Task instructions ::
Transcribe the material in full, exactly as written.

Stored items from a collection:
---------------

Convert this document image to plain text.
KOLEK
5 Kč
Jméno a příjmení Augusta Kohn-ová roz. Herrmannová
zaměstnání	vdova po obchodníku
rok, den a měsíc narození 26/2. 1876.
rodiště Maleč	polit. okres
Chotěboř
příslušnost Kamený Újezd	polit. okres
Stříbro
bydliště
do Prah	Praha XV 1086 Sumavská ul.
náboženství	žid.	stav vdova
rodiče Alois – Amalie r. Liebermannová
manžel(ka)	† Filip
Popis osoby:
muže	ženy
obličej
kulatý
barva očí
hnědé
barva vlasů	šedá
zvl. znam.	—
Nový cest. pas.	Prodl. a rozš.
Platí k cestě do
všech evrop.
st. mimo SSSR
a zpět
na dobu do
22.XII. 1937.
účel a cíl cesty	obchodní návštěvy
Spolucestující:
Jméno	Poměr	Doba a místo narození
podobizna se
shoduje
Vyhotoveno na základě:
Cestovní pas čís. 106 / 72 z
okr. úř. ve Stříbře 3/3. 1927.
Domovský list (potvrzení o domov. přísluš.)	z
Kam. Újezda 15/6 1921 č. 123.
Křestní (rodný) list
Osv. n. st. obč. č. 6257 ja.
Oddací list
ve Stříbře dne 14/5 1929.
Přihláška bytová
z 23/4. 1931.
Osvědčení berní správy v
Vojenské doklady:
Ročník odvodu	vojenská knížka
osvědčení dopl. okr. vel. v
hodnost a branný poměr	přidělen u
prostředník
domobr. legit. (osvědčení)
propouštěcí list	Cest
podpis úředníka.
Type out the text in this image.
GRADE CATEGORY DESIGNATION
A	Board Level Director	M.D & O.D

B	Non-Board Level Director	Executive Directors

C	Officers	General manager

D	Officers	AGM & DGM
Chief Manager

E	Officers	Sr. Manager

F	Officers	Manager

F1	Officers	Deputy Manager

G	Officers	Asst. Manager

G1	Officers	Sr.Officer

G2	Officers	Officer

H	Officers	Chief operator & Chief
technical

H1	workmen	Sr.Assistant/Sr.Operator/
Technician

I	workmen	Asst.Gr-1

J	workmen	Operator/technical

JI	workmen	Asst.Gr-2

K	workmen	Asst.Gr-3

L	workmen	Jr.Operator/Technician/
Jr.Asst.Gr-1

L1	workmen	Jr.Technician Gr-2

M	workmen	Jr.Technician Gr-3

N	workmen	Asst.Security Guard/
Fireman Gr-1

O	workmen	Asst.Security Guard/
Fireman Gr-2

---------------

Output below ::
Convert this document image to plain text.
KOLEK
5 Kč
Jméno a příjmení Augusta Kohn-ová roz. Herrmannová
zaměstnání	vdova po obchodníku
rok, den a měsíc narození 26/2. 1876.
rodiště Maleč	polit. okres
Chotěboř
příslušnost Kamený Újezd	polit. okres
Stříbro
bydliště
do Prah	Praha XV 1086 Sumavská ul.
náboženství	žid.	stav vdova
rodiče Alois – Amalie r. Liebermannová
manžel(ka)	† Filip
Popis osoby:
muže	ženy
obličej
kulatý
barva očí
hnědé
barva vlasů	šedá
zvl. znam.	—
Nový cest. pas.	Prodl. a rozš.
Platí k cestě do
všech evrop.
st. mimo SSSR
a zpět
na dobu do
22.XII. 1937.
účel a cíl cesty	obchodní návštěvy
Spolucestující:
Jméno	Poměr	Doba a místo narození
podobizna se
shoduje
Vyhotoveno na základě:
Cestovní pas čís. 106 / 72 z
okr. úř. ve Stříbře 3/3. 1927.
Domovský list (potvrzení o domov. přísluš.)	z
Kam. Újezda 15/6 1921 č. 123.
Křestní (rodný) list
Osv. n. st. obč. č. 6257 ja.
Oddací list
ve Stříbře dne 14/5 1929.
Přihláška bytová
z 23/4. 1931.
Osvědčení berní správy v
Vojenské doklady:
Ročník odvodu	vojenská knížka
osvědčení dopl. okr. vel. v
hodnost a branný poměr	přidělen u
prostředník
domobr. legit. (osvědčení)
propouštěcí list	Cest
podpis úředníka.
Type out the text in this image.
GRADE CATEGORY DESIGNATION
A	Board Level Director	M.D & O.D

B	Non-Board Level Director	Executive Directors

C	Officers	General manager

D	Officers	AGM & DGM
Chief Manager

E	Officers	Sr. Manager

F	Officers	Manager

F1	Officers	Deputy Manager

G	Officers	Asst. Manager

G1	Officers	Sr.Officer

G2	Officers	Officer

H	Officers	Chief operator & Chief
technical

H1	workmen	Sr.Assistant/Sr.Operator/
Technician

I	workmen	Asst.Gr-1

J	workmen	Operator/technical

JI	workmen	Asst.Gr-2

K	workmen	Asst.Gr-3

L	workmen	Jr.Operator/Technician/
Jr.Asst.Gr-1

L1	workmen	Jr.Technician Gr-2

M	workmen	Jr.Technician Gr-3

N	workmen	Asst.Security Guard/
Fireman Gr-1

O	workmen	Asst.Security Guard/
Fireman Gr-2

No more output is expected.